:: Written instruction ::
In the records that follow, show each line where the word "moyens" is present.

—————

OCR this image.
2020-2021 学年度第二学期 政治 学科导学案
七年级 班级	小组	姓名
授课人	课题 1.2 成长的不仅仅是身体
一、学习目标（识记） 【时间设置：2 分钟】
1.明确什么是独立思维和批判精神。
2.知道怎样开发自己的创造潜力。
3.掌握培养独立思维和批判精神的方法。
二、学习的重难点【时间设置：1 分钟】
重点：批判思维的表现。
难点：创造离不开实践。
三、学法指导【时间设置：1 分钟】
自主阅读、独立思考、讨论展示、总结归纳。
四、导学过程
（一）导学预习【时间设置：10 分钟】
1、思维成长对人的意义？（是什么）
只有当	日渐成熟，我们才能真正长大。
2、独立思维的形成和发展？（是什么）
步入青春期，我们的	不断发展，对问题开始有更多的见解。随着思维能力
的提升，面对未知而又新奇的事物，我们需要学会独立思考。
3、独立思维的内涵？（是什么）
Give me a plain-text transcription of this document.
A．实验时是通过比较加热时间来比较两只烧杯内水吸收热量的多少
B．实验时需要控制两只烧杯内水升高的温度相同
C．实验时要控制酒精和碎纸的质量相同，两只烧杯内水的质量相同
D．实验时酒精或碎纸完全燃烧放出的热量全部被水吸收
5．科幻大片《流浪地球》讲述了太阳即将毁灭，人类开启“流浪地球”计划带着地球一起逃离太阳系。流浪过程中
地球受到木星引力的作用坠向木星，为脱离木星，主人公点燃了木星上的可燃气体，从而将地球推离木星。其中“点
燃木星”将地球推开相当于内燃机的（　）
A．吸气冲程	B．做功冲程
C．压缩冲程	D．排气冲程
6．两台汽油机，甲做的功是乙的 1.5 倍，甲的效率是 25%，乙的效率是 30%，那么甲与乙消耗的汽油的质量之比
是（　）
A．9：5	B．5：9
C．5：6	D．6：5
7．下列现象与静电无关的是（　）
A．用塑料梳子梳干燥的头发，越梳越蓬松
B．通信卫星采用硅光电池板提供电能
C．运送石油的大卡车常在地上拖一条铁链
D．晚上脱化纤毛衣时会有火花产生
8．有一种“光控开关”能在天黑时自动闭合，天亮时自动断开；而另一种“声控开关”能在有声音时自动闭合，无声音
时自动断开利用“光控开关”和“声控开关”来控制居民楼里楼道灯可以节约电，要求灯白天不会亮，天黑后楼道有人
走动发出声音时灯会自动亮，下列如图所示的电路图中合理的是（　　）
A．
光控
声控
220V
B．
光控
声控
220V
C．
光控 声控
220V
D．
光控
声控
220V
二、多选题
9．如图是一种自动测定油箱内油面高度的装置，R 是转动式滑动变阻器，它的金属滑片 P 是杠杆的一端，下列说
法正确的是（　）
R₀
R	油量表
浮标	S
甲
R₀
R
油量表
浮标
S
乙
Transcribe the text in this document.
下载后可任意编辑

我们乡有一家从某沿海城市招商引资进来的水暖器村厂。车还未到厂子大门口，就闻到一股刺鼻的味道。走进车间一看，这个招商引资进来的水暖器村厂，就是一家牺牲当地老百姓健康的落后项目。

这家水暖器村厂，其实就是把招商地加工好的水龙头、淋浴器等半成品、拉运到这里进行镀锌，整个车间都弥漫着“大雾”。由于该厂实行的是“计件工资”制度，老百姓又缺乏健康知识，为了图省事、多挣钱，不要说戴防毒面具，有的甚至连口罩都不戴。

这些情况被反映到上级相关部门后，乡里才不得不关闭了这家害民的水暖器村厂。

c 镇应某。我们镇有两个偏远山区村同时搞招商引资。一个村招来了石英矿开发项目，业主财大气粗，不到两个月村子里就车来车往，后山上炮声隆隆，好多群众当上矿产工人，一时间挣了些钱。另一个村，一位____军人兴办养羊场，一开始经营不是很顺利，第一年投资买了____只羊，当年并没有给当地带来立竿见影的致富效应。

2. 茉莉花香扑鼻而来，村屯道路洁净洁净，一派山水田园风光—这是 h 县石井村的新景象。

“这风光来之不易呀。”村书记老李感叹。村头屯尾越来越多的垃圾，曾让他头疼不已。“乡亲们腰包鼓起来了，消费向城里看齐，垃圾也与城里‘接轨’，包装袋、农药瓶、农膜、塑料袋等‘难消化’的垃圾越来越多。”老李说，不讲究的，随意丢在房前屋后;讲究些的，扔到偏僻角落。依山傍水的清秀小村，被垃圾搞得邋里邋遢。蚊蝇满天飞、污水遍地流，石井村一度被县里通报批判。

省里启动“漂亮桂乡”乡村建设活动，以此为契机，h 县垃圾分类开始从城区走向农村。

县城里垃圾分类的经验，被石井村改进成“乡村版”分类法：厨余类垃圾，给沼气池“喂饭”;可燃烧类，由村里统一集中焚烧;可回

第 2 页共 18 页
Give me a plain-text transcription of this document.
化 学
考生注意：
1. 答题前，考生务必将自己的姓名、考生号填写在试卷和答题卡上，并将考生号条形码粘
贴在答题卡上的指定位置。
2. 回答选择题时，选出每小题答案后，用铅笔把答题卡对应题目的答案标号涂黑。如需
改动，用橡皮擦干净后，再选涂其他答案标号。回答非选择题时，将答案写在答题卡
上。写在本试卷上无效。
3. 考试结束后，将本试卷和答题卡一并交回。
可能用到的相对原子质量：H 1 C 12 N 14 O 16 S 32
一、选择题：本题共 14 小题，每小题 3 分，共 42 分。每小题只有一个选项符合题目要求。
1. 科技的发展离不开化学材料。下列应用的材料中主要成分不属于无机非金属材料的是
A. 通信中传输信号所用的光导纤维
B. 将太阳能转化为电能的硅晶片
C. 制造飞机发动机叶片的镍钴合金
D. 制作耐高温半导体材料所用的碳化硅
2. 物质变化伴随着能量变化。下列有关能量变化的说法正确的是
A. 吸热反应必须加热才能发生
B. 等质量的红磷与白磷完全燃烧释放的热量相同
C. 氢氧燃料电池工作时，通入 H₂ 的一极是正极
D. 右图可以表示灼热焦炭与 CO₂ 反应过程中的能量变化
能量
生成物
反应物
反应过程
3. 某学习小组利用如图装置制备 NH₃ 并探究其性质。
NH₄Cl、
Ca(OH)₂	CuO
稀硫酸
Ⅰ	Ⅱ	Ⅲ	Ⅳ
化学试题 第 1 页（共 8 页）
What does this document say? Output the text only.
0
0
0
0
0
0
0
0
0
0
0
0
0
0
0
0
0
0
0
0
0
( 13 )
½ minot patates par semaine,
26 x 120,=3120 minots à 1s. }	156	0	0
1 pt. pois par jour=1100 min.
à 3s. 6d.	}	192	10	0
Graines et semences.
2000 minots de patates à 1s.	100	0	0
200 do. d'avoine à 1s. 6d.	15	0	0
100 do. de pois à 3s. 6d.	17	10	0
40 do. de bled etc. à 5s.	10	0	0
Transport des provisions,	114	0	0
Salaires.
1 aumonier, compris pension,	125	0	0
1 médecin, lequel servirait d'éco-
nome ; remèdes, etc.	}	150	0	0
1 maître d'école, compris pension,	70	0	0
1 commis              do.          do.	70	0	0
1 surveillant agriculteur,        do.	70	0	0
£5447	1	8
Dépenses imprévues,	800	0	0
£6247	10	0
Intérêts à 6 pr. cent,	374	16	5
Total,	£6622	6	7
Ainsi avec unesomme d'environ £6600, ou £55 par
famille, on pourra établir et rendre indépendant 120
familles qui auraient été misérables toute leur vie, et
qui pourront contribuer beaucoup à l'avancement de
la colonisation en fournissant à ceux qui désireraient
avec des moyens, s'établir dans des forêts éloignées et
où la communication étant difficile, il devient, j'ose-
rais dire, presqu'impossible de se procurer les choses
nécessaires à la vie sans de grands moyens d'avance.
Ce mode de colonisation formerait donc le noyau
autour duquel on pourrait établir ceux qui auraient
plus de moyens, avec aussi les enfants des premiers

—————

:: Answer to this problem ::
avec des moyens, s'établir dans des forêts éloignées et
nécessaires à la vie sans de grands moyens d'avance.
plus de moyens, avec aussi les enfants des premiers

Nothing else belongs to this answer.